• Requirement
List all the lines in these records that hold "stroke".

— Start of Given entries —

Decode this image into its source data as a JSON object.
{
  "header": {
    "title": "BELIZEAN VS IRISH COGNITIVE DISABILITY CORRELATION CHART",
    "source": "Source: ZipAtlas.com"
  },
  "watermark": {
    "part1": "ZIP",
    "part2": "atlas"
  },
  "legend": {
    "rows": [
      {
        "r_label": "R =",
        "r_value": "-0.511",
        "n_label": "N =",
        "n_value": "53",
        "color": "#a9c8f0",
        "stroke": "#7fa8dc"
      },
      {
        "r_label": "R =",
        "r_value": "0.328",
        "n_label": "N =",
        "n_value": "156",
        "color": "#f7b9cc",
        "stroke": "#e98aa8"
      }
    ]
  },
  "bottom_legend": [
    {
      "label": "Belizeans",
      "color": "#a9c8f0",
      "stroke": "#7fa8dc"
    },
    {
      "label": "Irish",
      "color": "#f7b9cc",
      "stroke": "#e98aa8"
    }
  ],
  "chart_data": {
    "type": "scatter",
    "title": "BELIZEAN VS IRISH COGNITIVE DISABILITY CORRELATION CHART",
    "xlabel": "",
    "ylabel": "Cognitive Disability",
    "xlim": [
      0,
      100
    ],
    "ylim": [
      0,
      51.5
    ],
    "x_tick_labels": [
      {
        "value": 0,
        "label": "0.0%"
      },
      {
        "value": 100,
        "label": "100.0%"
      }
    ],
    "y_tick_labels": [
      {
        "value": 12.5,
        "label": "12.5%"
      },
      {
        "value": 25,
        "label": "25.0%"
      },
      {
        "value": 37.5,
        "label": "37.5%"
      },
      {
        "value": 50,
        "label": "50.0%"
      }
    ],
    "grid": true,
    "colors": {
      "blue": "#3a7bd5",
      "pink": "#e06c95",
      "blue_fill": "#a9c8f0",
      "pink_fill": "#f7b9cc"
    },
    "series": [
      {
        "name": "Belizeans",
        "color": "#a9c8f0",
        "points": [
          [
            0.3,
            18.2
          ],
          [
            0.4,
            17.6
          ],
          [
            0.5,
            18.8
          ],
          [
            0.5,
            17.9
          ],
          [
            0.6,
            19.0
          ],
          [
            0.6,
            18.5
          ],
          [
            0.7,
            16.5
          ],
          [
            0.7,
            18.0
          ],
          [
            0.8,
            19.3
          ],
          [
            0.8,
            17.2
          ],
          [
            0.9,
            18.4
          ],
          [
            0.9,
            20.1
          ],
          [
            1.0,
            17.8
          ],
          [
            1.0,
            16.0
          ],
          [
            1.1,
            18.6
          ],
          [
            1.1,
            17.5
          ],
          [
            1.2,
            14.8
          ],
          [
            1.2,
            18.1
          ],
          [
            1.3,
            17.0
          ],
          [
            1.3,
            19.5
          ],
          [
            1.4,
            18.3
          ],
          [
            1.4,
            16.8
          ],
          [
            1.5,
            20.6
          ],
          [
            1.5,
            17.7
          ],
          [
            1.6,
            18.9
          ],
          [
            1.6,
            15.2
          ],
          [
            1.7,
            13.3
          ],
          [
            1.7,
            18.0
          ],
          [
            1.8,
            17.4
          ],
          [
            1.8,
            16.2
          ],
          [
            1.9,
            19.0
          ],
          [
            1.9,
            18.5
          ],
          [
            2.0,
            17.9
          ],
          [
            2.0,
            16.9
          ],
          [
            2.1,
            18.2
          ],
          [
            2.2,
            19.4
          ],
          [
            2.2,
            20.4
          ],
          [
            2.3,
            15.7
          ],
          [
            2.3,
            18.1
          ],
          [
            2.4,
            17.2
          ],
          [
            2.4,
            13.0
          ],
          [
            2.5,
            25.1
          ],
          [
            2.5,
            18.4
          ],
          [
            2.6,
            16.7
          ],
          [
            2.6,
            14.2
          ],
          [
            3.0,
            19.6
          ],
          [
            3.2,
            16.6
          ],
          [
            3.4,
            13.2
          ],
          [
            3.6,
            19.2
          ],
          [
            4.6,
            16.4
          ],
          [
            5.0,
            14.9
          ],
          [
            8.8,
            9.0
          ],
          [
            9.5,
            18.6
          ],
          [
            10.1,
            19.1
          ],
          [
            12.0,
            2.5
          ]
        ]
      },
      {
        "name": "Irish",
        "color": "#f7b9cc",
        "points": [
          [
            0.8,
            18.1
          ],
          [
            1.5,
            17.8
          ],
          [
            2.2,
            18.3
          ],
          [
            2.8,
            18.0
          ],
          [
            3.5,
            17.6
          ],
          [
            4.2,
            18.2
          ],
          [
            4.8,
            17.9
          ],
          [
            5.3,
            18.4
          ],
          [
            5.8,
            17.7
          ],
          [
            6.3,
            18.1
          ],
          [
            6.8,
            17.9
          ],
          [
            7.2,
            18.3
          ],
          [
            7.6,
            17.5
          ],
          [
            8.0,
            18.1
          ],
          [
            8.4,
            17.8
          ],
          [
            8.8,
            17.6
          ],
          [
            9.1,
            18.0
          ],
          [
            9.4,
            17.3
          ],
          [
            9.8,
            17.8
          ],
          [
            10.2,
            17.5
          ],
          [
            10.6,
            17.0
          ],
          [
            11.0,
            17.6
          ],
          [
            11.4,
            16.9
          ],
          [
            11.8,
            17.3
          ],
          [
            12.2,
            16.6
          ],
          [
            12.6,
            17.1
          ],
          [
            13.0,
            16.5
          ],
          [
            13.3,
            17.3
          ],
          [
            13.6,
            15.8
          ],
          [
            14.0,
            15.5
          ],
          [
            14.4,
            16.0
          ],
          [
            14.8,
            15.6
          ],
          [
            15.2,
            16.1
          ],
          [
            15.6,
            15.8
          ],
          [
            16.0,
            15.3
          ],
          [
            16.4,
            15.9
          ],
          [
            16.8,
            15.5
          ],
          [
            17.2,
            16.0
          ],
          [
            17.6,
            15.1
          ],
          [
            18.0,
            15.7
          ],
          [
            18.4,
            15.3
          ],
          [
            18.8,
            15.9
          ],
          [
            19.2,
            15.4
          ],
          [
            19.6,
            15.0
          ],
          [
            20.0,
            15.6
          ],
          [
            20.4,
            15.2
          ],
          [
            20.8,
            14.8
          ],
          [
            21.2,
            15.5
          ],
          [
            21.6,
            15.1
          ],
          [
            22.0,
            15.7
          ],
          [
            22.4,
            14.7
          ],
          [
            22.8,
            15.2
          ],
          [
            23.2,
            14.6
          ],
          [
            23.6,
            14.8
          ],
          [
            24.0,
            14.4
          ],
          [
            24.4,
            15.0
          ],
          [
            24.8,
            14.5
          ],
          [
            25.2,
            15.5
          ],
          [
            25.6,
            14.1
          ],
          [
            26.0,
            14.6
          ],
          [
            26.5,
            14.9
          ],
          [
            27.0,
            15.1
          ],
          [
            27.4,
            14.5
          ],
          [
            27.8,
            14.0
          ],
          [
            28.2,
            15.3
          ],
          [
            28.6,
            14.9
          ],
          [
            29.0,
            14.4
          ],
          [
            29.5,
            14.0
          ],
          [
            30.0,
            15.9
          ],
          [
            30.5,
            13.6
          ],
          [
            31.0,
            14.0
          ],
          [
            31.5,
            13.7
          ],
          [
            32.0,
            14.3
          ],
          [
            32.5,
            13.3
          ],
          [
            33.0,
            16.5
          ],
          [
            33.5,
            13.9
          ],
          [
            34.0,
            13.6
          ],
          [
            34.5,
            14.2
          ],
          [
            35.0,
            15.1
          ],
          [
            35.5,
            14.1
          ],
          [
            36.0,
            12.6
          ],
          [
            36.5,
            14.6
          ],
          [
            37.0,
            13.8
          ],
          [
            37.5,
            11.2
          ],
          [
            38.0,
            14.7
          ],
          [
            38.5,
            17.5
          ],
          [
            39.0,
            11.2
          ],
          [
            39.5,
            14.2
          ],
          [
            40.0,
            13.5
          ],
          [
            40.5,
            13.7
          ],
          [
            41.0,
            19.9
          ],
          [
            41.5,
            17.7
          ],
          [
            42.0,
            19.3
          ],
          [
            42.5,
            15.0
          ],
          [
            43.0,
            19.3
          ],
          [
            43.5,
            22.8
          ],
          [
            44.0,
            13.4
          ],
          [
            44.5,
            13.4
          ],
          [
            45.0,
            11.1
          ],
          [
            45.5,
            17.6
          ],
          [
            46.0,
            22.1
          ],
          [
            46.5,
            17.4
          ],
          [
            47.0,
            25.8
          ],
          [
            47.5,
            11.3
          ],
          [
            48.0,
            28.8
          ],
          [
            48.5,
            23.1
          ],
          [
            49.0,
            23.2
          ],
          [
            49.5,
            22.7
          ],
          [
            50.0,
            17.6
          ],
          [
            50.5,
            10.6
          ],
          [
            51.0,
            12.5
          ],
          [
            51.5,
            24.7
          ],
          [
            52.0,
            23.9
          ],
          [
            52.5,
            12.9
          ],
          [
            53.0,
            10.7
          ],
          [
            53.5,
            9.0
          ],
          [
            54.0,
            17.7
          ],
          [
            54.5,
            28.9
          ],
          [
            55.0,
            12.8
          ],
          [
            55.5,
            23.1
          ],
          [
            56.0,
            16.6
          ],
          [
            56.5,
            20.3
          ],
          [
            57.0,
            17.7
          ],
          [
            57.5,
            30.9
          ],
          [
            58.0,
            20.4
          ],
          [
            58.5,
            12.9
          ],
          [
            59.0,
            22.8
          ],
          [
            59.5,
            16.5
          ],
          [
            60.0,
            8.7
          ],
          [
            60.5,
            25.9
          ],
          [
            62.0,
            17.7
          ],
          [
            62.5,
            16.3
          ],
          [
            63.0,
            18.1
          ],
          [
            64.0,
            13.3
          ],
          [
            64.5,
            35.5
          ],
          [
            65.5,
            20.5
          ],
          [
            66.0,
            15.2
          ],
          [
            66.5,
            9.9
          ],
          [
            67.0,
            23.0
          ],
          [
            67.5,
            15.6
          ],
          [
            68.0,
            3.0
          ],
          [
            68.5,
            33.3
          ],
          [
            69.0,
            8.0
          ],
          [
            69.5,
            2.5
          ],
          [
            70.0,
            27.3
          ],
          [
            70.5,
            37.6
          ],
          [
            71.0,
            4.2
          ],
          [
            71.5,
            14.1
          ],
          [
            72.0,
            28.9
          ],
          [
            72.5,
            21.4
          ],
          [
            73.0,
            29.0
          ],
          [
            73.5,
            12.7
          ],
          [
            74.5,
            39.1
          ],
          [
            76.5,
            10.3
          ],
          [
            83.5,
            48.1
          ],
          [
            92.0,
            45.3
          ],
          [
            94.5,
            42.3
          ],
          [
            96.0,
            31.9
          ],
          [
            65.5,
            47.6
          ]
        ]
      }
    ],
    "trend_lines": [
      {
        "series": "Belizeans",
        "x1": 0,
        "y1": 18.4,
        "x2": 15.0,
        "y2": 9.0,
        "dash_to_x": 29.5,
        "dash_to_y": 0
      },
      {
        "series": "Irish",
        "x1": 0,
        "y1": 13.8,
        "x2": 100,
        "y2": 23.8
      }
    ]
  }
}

— End of Given entries —

• Full solution
        "stroke": "#7fa8dc"
        "stroke": "#e98aa8"
      "stroke": "#7fa8dc"
      "stroke": "#e98aa8"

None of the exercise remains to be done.